══ RECORD EXTRACTS
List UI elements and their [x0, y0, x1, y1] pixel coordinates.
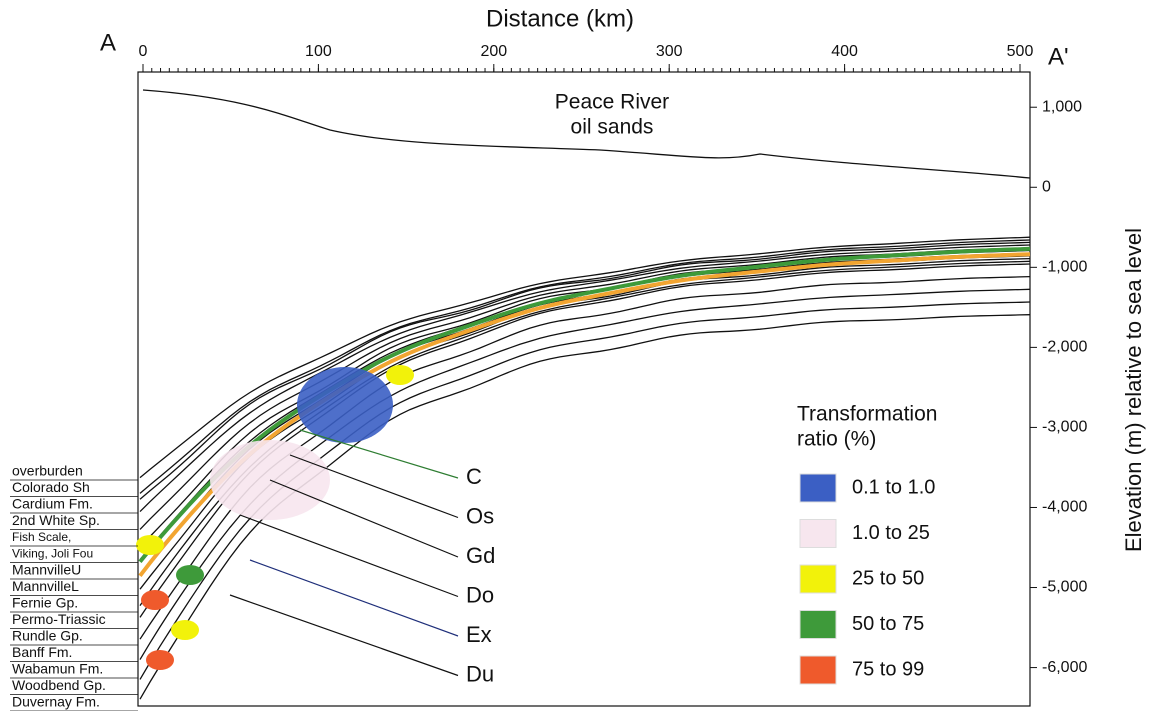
formation-label: Viking, Joli Fou: [12, 547, 93, 561]
y-tick-label: -6,000: [1042, 659, 1087, 676]
legend-label: 0.1 to 1.0: [852, 476, 935, 498]
legend-swatch: [800, 611, 836, 639]
ratio-patch: [141, 590, 169, 610]
y-tick-label: -5,000: [1042, 579, 1087, 596]
ratio-patch: [146, 650, 174, 670]
blue-zone: [297, 367, 393, 443]
legend-swatch: [800, 565, 836, 593]
legend-swatch: [800, 474, 836, 502]
marker-leader: [240, 515, 458, 597]
x-tick-label: 100: [305, 43, 332, 60]
formation-label: Duvernay Fm.: [12, 694, 100, 710]
legend-swatch: [800, 520, 836, 548]
legend-title: ratio (%): [797, 428, 876, 451]
ratio-patch: [136, 535, 164, 555]
x-tick-label: 200: [480, 43, 507, 60]
formation-label: Woodbend Gp.: [12, 677, 106, 693]
x-tick-label: 500: [1007, 43, 1034, 60]
formation-label: Rundle Gp.: [12, 628, 83, 644]
formation-label: 2nd White Sp.: [12, 512, 100, 528]
legend-label: 50 to 75: [852, 613, 924, 635]
ratio-patch: [386, 365, 414, 385]
x-axis-title: Distance (km): [486, 5, 634, 32]
marker-label: Os: [466, 503, 494, 528]
formation-label: MannvilleL: [12, 578, 79, 594]
formation-label: overburden: [12, 463, 83, 479]
x-tick-label: 0: [139, 43, 148, 60]
legend-label: 75 to 99: [852, 658, 924, 680]
legend-title: Transformation: [797, 403, 937, 426]
marker-label: Ex: [466, 622, 492, 647]
formation-label: Permo-Triassic: [12, 611, 106, 627]
surface-label: Peace River: [555, 91, 669, 114]
figure: Distance (km) A A' Elevation (m) relativ…: [0, 0, 1149, 711]
surface-label: oil sands: [571, 116, 654, 139]
y-tick-label: -1,000: [1042, 259, 1087, 276]
legend-label: 25 to 50: [852, 567, 924, 589]
y-tick-label: -2,000: [1042, 339, 1087, 356]
y-tick-label: 1,000: [1042, 98, 1082, 115]
formation-label: MannvilleU: [12, 562, 81, 578]
marker-label: Gd: [466, 543, 495, 568]
formation-label: Cardium Fm.: [12, 496, 93, 512]
legend-label: 1.0 to 25: [852, 522, 930, 544]
marker-label: C: [466, 464, 482, 489]
marker-label: Du: [466, 661, 494, 686]
marker-label: Do: [466, 582, 494, 607]
marker-leader: [250, 560, 458, 636]
formation-label: Banff Fm.: [12, 644, 72, 660]
legend-swatch: [800, 656, 836, 684]
ratio-patch: [176, 565, 204, 585]
section-end: A': [1048, 43, 1069, 70]
formation-label: Colorado Sh: [12, 479, 90, 495]
y-tick-label: -4,000: [1042, 499, 1087, 516]
section-end: A: [100, 29, 116, 56]
y-tick-label: 0: [1042, 178, 1051, 195]
x-tick-label: 300: [656, 43, 683, 60]
x-tick-label: 400: [831, 43, 858, 60]
formation-label: Fish Scale,: [12, 530, 71, 544]
y-tick-label: -3,000: [1042, 419, 1087, 436]
formation-label: Fernie Gp.: [12, 595, 78, 611]
y-axis-title: Elevation (m) relative to sea level: [1121, 228, 1146, 552]
formation-label: Wabamun Fm.: [12, 661, 103, 677]
marker-leader: [270, 480, 458, 557]
ratio-patch: [171, 620, 199, 640]
marker-leader: [230, 595, 458, 676]
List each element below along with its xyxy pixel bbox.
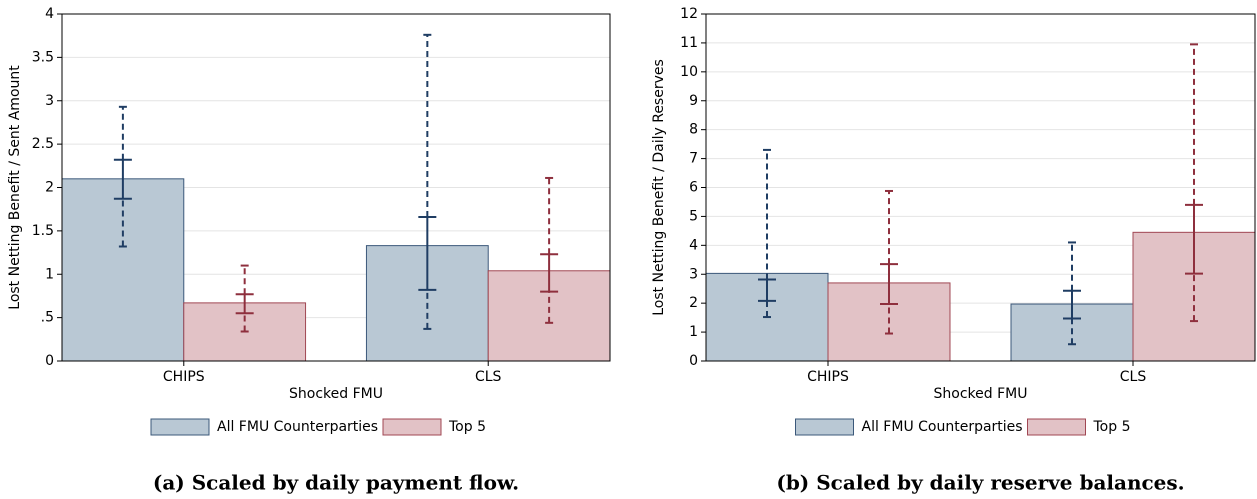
- legend-label: Top 5: [1093, 419, 1131, 435]
- y-tick-label: 7: [689, 151, 698, 167]
- x-tick-label: CLS: [1120, 369, 1147, 385]
- y-tick-label: 4: [45, 6, 54, 22]
- y-tick-label: 8: [689, 122, 698, 138]
- y-tick-label: 2: [689, 295, 698, 311]
- y-tick-label: 1: [45, 266, 54, 282]
- caption: (a) Scaled by daily payment flow.: [153, 471, 519, 495]
- legend-swatch: [382, 418, 442, 436]
- y-tick-label: 5: [689, 208, 698, 224]
- legend-swatch: [1027, 418, 1086, 436]
- y-tick-label: 10: [680, 64, 698, 80]
- plot-frame: [705, 13, 1256, 362]
- y-tick-label: 2.5: [32, 136, 54, 152]
- legend-swatch: [150, 418, 210, 436]
- y-tick-label: 1: [689, 324, 698, 340]
- y-tick-label: 11: [680, 35, 698, 51]
- caption: (b) Scaled by daily reserve balances.: [776, 471, 1184, 495]
- legend-swatch: [795, 418, 854, 436]
- x-tick-label: CLS: [475, 369, 502, 385]
- y-tick-label: 4: [689, 237, 698, 253]
- x-axis-label: Shocked FMU: [934, 386, 1028, 402]
- y-tick-label: 0: [689, 353, 698, 369]
- y-tick-label: 3: [689, 266, 698, 282]
- x-tick-label: CHIPS: [163, 369, 205, 385]
- y-tick-label: 12: [680, 6, 698, 22]
- y-tick-label: 1.5: [32, 223, 54, 239]
- x-axis-label: Shocked FMU: [289, 386, 383, 402]
- legend-label: All FMU Counterparties: [862, 419, 1023, 435]
- y-tick-label: 3.5: [32, 49, 54, 65]
- y-axis-label: Lost Netting Benefit / Sent Amount: [7, 65, 23, 310]
- plot-frame: [61, 13, 611, 362]
- x-tick-label: CHIPS: [807, 369, 849, 385]
- y-tick-label: 3: [45, 93, 54, 109]
- y-tick-label: 9: [689, 93, 698, 109]
- chart: 0 .5 1 1.5 2 2.5 3 3.5 4 CHIPS CLS Shocked FMU Lost …: [7, 6, 611, 495]
- legend-label: All FMU Counterparties: [217, 419, 378, 435]
- y-tick-label: 2: [45, 180, 54, 196]
- y-tick-label: 0: [45, 353, 54, 369]
- y-tick-label: 6: [689, 180, 698, 196]
- legend-label: Top 5: [448, 419, 486, 435]
- y-tick-label: .5: [41, 310, 54, 326]
- y-axis-label: Lost Netting Benefit / Daily Reserves: [651, 59, 667, 316]
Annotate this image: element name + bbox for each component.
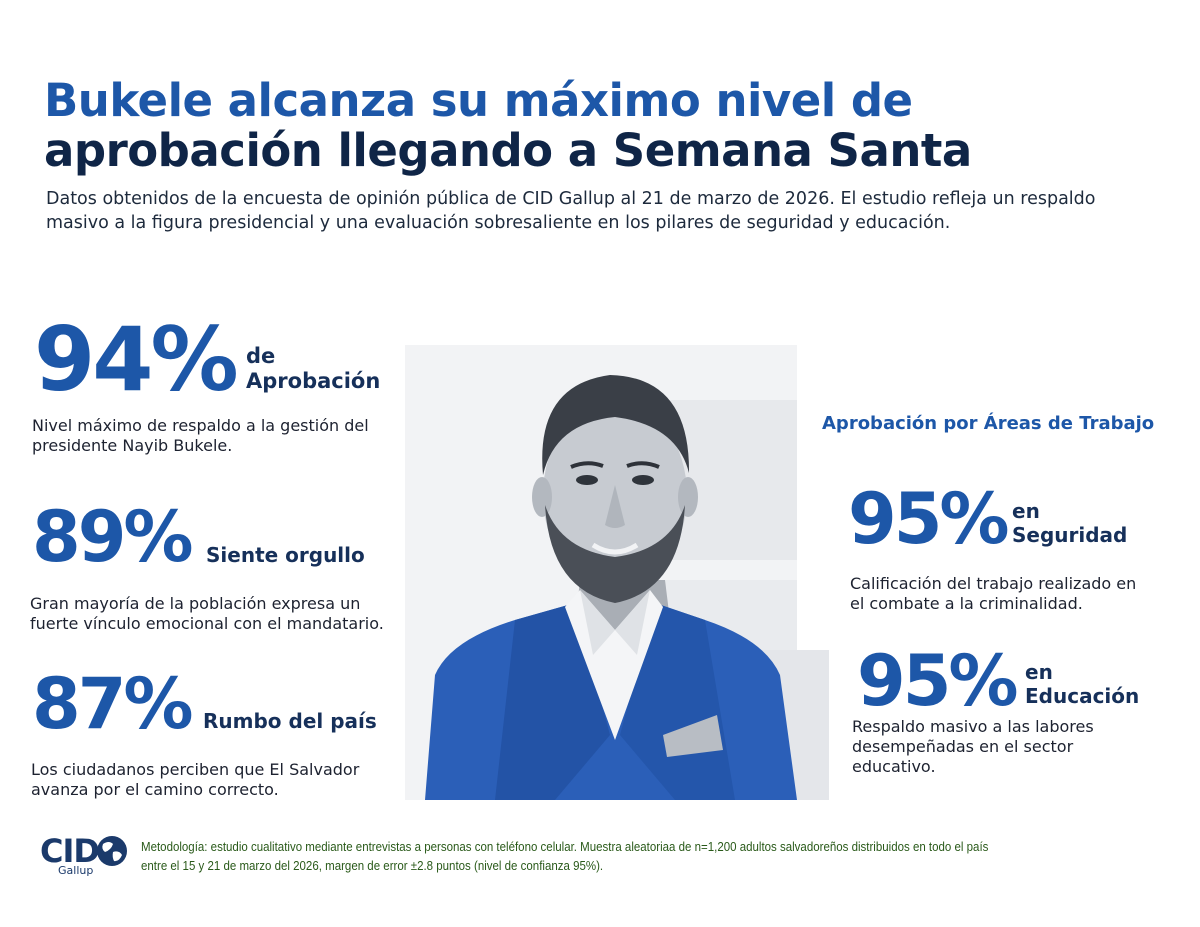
globe-icon	[97, 836, 127, 866]
president-portrait	[405, 345, 830, 800]
stat-education-description: Respaldo masivo a las labores desempeñad…	[852, 717, 1094, 776]
stat-approval-label-line-2: Aprobación	[246, 369, 381, 393]
cid-logo-subtext: Gallup	[58, 864, 94, 877]
stat-security-label-line-1: en	[1012, 499, 1040, 523]
stat-education-value: 95%	[857, 640, 1019, 722]
stat-pride-label: Siente orgullo	[206, 543, 365, 567]
stat-approval-value: 94%	[34, 308, 239, 411]
stat-direction-description: Los ciudadanos perciben que El Salvador …	[31, 760, 360, 799]
stat-direction-label: Rumbo del país	[203, 709, 377, 733]
stat-approval-description: Nivel máximo de respaldo a la gestión de…	[32, 416, 369, 455]
stat-education-label-line-2: Educación	[1025, 684, 1140, 708]
stat-direction-value: 87%	[32, 663, 194, 745]
portrait-illustration	[405, 345, 829, 800]
page-subtitle: Datos obtenidos de la encuesta de opinió…	[46, 189, 1096, 233]
page-title-line-2: aprobación llegando a Semana Santa	[44, 124, 972, 177]
methodology-note: Metodología: estudio cualitativo mediant…	[141, 840, 989, 873]
stat-security-description: Calificación del trabajo realizado en el…	[850, 574, 1137, 613]
stat-security-value: 95%	[848, 478, 1010, 560]
stat-education-label-line-1: en	[1025, 660, 1053, 684]
stat-pride-description: Gran mayoría de la población expresa un …	[30, 594, 384, 633]
page-title-line-1: Bukele alcanza su máximo nivel de	[44, 74, 913, 127]
stat-approval-label-line-1: de	[246, 344, 276, 368]
stat-security-label-line-2: Seguridad	[1012, 523, 1128, 547]
stat-pride-value: 89%	[32, 496, 194, 578]
cid-logo-text: CID	[40, 832, 100, 870]
areas-heading: Aprobación por Áreas de Trabajo	[822, 413, 1155, 434]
════
— TASK STATEMENT —
Pull out every line of the items that contains the string "marker", matching case exactly.

— ANSWER TO THIS PROBLEM —
marker-leader: [240, 515, 458, 597]
marker-label: Os: [466, 503, 494, 528]
marker-label: Ex: [466, 622, 492, 647]
marker-label: Gd: [466, 543, 495, 568]
marker-label: C: [466, 464, 482, 489]
marker-label: Du: [466, 661, 494, 686]
marker-label: Do: [466, 582, 494, 607]
marker-leader: [250, 560, 458, 636]
marker-leader: [270, 480, 458, 557]
marker-leader: [230, 595, 458, 676]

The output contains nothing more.